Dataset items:
>>>

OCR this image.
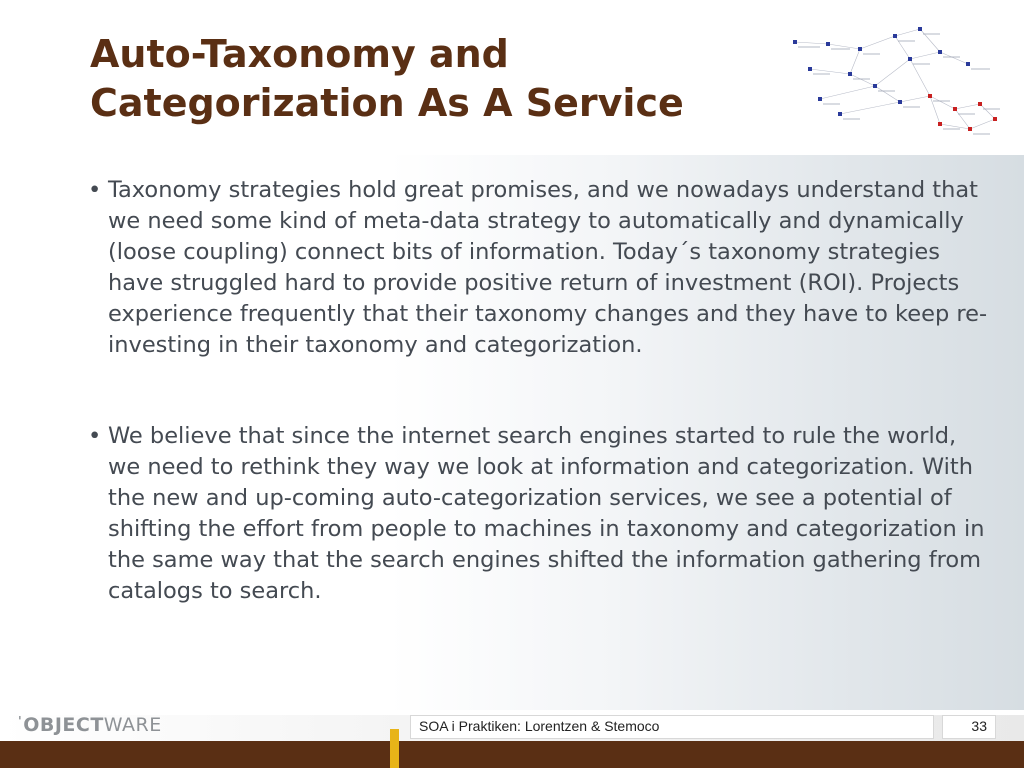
Auto-Taxonomy and
Categorization As A Service

• Taxonomy strategies hold great promises, and we nowadays understand that we need some kind of meta-data strategy to automatically and dynamically (loose coupling) connect bits of information. Today´s taxonomy strategies have struggled hard to provide positive return of investment (ROI). Projects experience frequently that their taxonomy changes and they have to keep re-investing in their taxonomy and categorization.

• We believe that since the internet search engines started to rule the world, we need to rethink they way we look at information and categorization. With the new and up-coming auto-categorization services, we see a potential of shifting the effort from people to machines in taxonomy and categorization in the same way that the search engines shifted the information gathering from catalogs to search.

'OBJECTWARE	SOA i Praktiken: Lorentzen & Stemoco	33
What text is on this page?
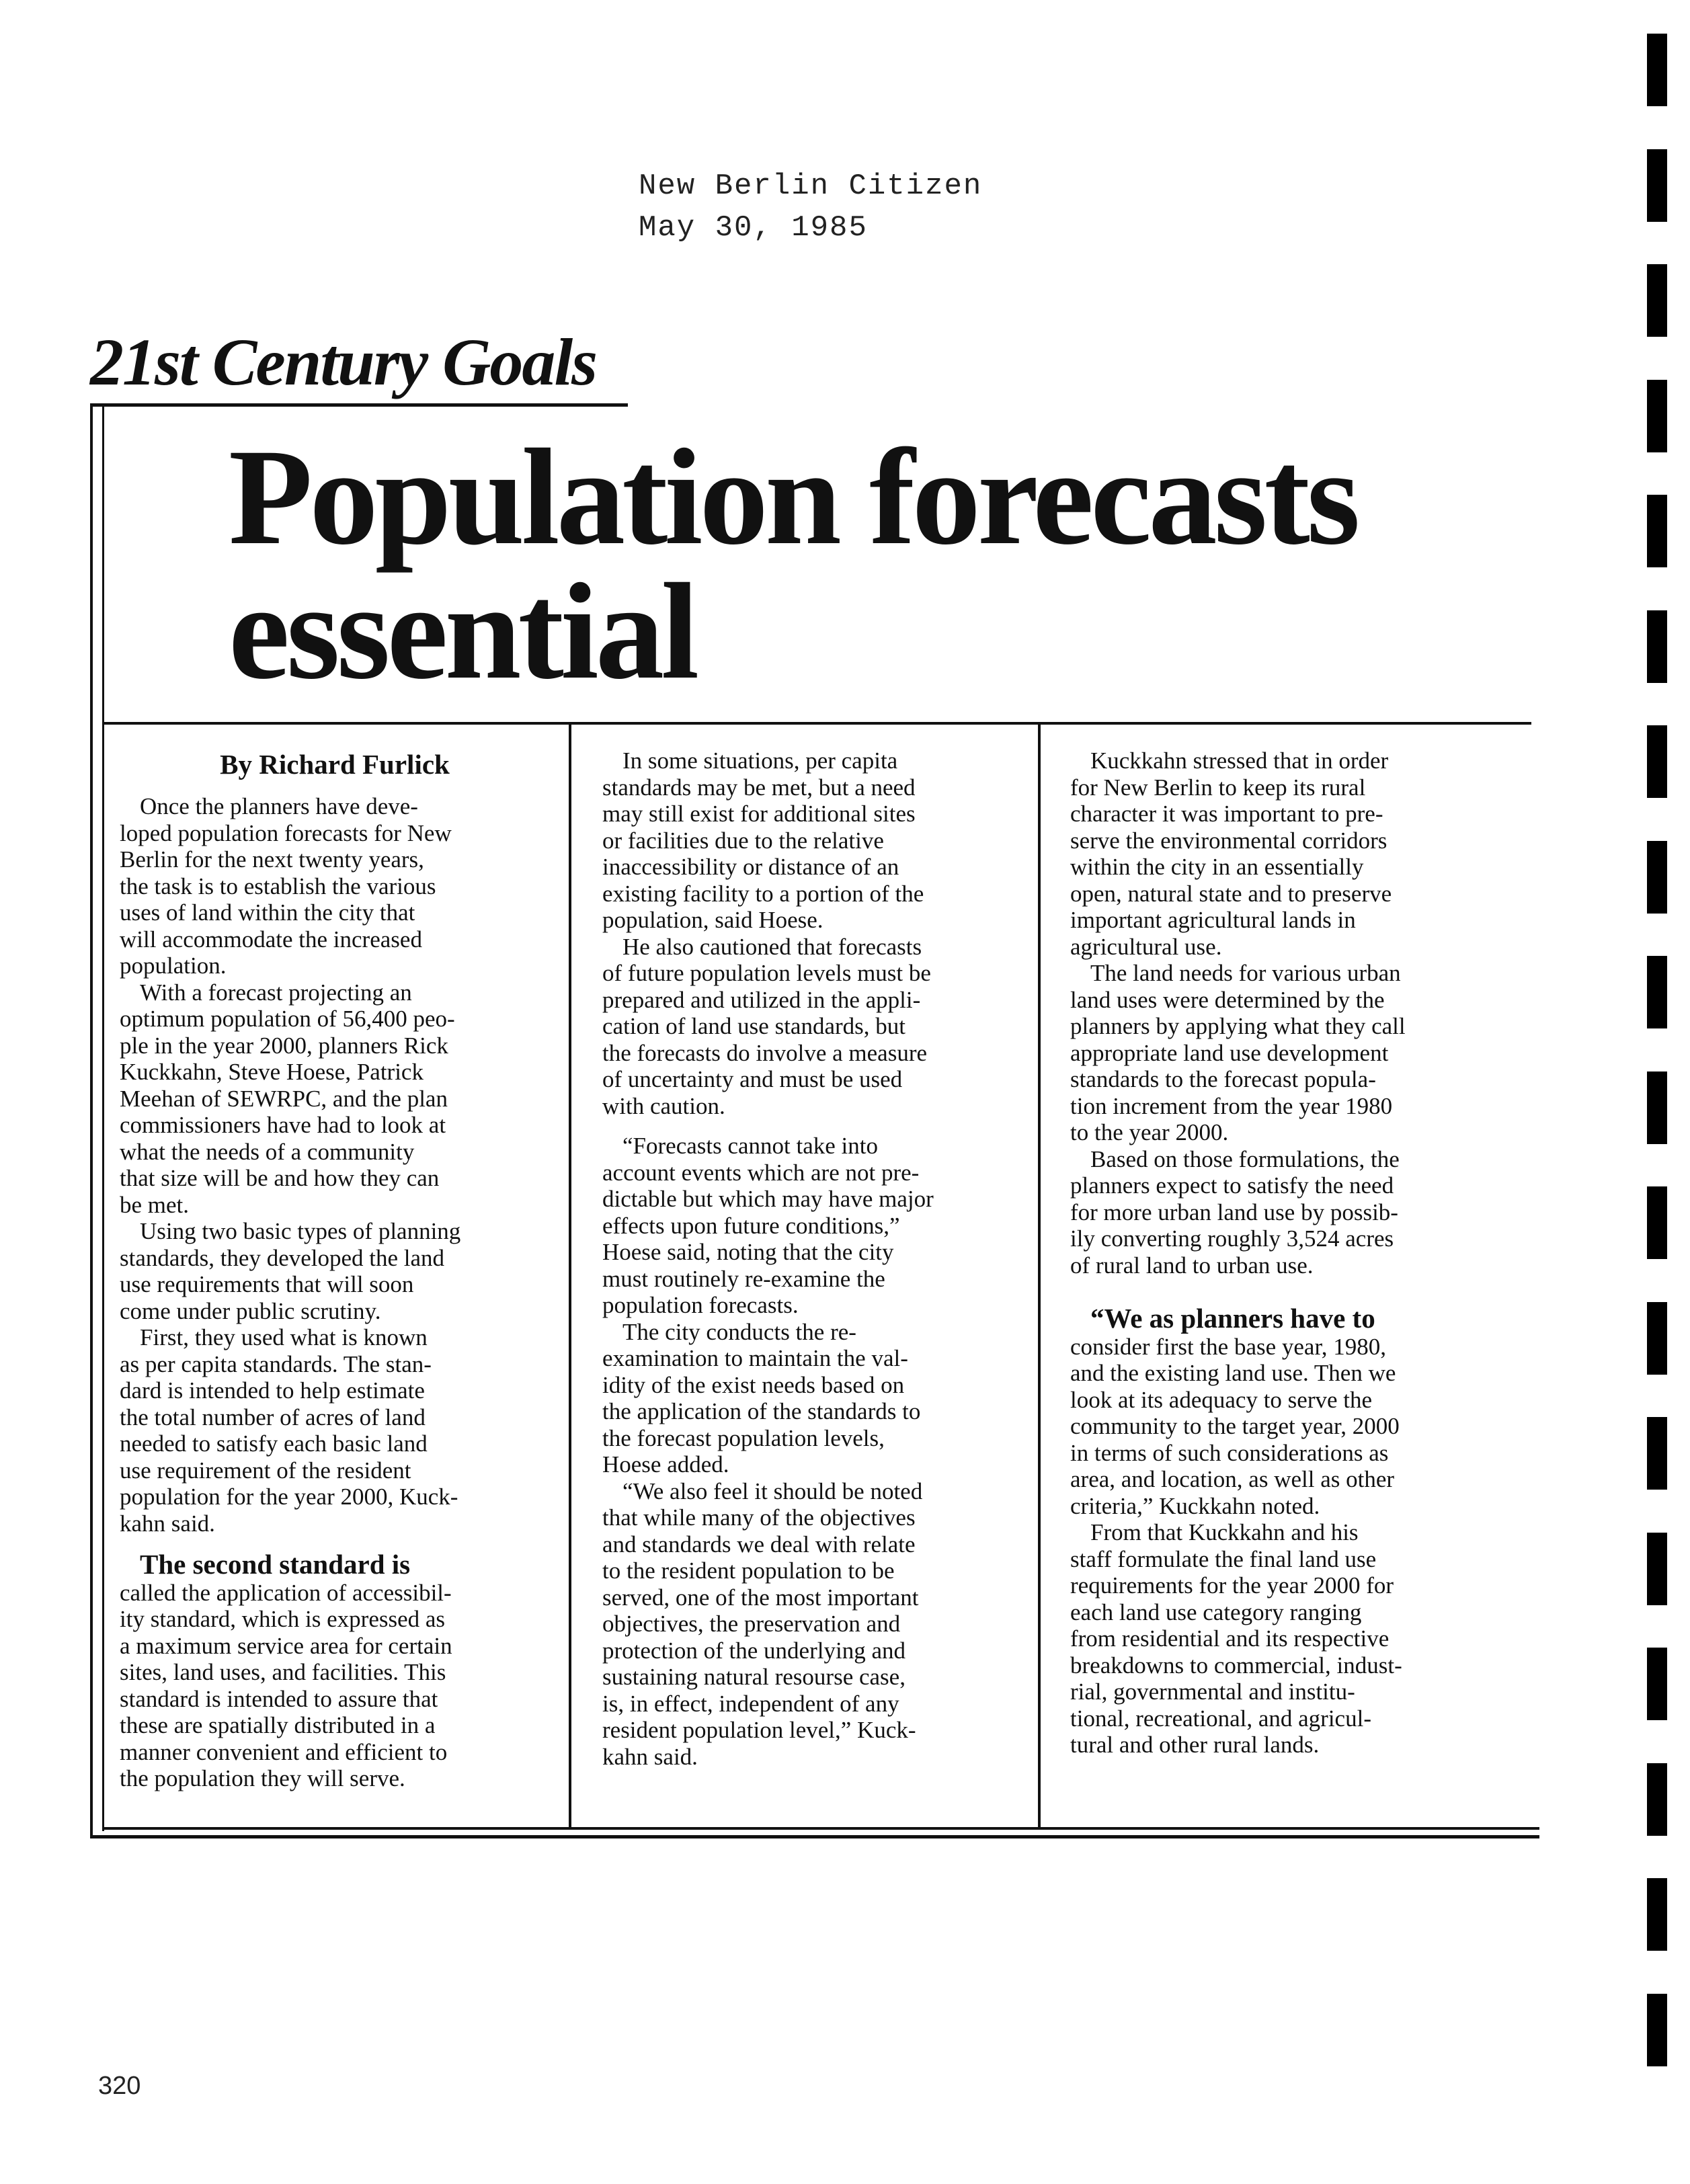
New Berlin Citizen
May 30, 1985
21st Century Goals
Population forecasts
essential
By Richard Furlick

Once the planners have deve-
loped population forecasts for New
Berlin for the next twenty years,
the task is to establish the various
uses of land within the city that
will accommodate the increased
population.

With a forecast projecting an
optimum population of 56,400 peo-
ple in the year 2000, planners Rick
Kuckkahn, Steve Hoese, Patrick
Meehan of SEWRPC, and the plan
commissioners have had to look at
what the needs of a community
that size will be and how they can
be met.

Using two basic types of planning
standards, they developed the land
use requirements that will soon
come under public scrutiny.

First, they used what is known
as per capita standards. The stan-
dard is intended to help estimate
the total number of acres of land
needed to satisfy each basic land
use requirement of the resident
population for the year 2000, Kuck-
kahn said.

The second standard is
called the application of accessibil-
ity standard, which is expressed as
a maximum service area for certain
sites, land uses, and facilities. This
standard is intended to assure that
these are spatially distributed in a
manner convenient and efficient to
the population they will serve.

In some situations, per capita
standards may be met, but a need
may still exist for additional sites
or facilities due to the relative
inaccessibility or distance of an
existing facility to a portion of the
population, said Hoese.

He also cautioned that forecasts
of future population levels must be
prepared and utilized in the appli-
cation of land use standards, but
the forecasts do involve a measure
of uncertainty and must be used
with caution.

“Forecasts cannot take into
account events which are not pre-
dictable but which may have major
effects upon future conditions,”
Hoese said, noting that the city
must routinely re-examine the
population forecasts.

The city conducts the re-
examination to maintain the val-
idity of the exist needs based on
the application of the standards to
the forecast population levels,
Hoese added.

“We also feel it should be noted
that while many of the objectives
and standards we deal with relate
to the resident population to be
served, one of the most important
objectives, the preservation and
protection of the underlying and
sustaining natural resourse case,
is, in effect, independent of any
resident population level,” Kuck-
kahn said.

Kuckkahn stressed that in order
for New Berlin to keep its rural
character it was important to pre-
serve the environmental corridors
within the city in an essentially
open, natural state and to preserve
important agricultural lands in
agricultural use.

The land needs for various urban
land uses were determined by the
planners by applying what they call
appropriate land use development
standards to the forecast popula-
tion increment from the year 1980
to the year 2000.

Based on those formulations, the
planners expect to satisfy the need
for more urban land use by possib-
ily converting roughly 3,524 acres
of rural land to urban use.

“We as planners have to
consider first the base year, 1980,
and the existing land use. Then we
look at its adequacy to serve the
community to the target year, 2000
in terms of such considerations as
area, and location, as well as other
criteria,” Kuckkahn noted.

From that Kuckkahn and his
staff formulate the final land use
requirements for the year 2000 for
each land use category ranging
from residential and its respective
breakdowns to commercial, indust-
rial, governmental and institu-
tional, recreational, and agricul-
tural and other rural lands.

320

<<<

Task goal:
Output the records above exactly as they are, leaving out the pictures.

Response to the exercise:
OCR this image.
Auto-Taxonomy and
Categorization As A Service

• Taxonomy strategies hold great promises, and we nowadays understand that we need some kind of meta-data strategy to automatically and dynamically (loose coupling) connect bits of information. Today´s taxonomy strategies have struggled hard to provide positive return of investment (ROI). Projects experience frequently that their taxonomy changes and they have to keep re-investing in their taxonomy and categorization.

• We believe that since the internet search engines started to rule the world, we need to rethink they way we look at information and categorization. With the new and up-coming auto-categorization services, we see a potential of shifting the effort from people to machines in taxonomy and categorization in the same way that the search engines shifted the information gathering from catalogs to search.

'OBJECTWARE	SOA i Praktiken: Lorentzen & Stemoco	33
What text is on this page?
New Berlin Citizen
May 30, 1985
21st Century Goals
Population forecasts
essential
By Richard Furlick

Once the planners have deve-
loped population forecasts for New
Berlin for the next twenty years,
the task is to establish the various
uses of land within the city that
will accommodate the increased
population.

With a forecast projecting an
optimum population of 56,400 peo-
ple in the year 2000, planners Rick
Kuckkahn, Steve Hoese, Patrick
Meehan of SEWRPC, and the plan
commissioners have had to look at
what the needs of a community
that size will be and how they can
be met.

Using two basic types of planning
standards, they developed the land
use requirements that will soon
come under public scrutiny.

First, they used what is known
as per capita standards. The stan-
dard is intended to help estimate
the total number of acres of land
needed to satisfy each basic land
use requirement of the resident
population for the year 2000, Kuck-
kahn said.

The second standard is
called the application of accessibil-
ity standard, which is expressed as
a maximum service area for certain
sites, land uses, and facilities. This
standard is intended to assure that
these are spatially distributed in a
manner convenient and efficient to
the population they will serve.

In some situations, per capita
standards may be met, but a need
may still exist for additional sites
or facilities due to the relative
inaccessibility or distance of an
existing facility to a portion of the
population, said Hoese.

He also cautioned that forecasts
of future population levels must be
prepared and utilized in the appli-
cation of land use standards, but
the forecasts do involve a measure
of uncertainty and must be used
with caution.

“Forecasts cannot take into
account events which are not pre-
dictable but which may have major
effects upon future conditions,”
Hoese said, noting that the city
must routinely re-examine the
population forecasts.

The city conducts the re-
examination to maintain the val-
idity of the exist needs based on
the application of the standards to
the forecast population levels,
Hoese added.

“We also feel it should be noted
that while many of the objectives
and standards we deal with relate
to the resident population to be
served, one of the most important
objectives, the preservation and
protection of the underlying and
sustaining natural resourse case,
is, in effect, independent of any
resident population level,” Kuck-
kahn said.

Kuckkahn stressed that in order
for New Berlin to keep its rural
character it was important to pre-
serve the environmental corridors
within the city in an essentially
open, natural state and to preserve
important agricultural lands in
agricultural use.

The land needs for various urban
land uses were determined by the
planners by applying what they call
appropriate land use development
standards to the forecast popula-
tion increment from the year 1980
to the year 2000.

Based on those formulations, the
planners expect to satisfy the need
for more urban land use by possib-
ily converting roughly 3,524 acres
of rural land to urban use.

“We as planners have to
consider first the base year, 1980,
and the existing land use. Then we
look at its adequacy to serve the
community to the target year, 2000
in terms of such considerations as
area, and location, as well as other
criteria,” Kuckkahn noted.

From that Kuckkahn and his
staff formulate the final land use
requirements for the year 2000 for
each land use category ranging
from residential and its respective
breakdowns to commercial, indust-
rial, governmental and institu-
tional, recreational, and agricul-
tural and other rural lands.

320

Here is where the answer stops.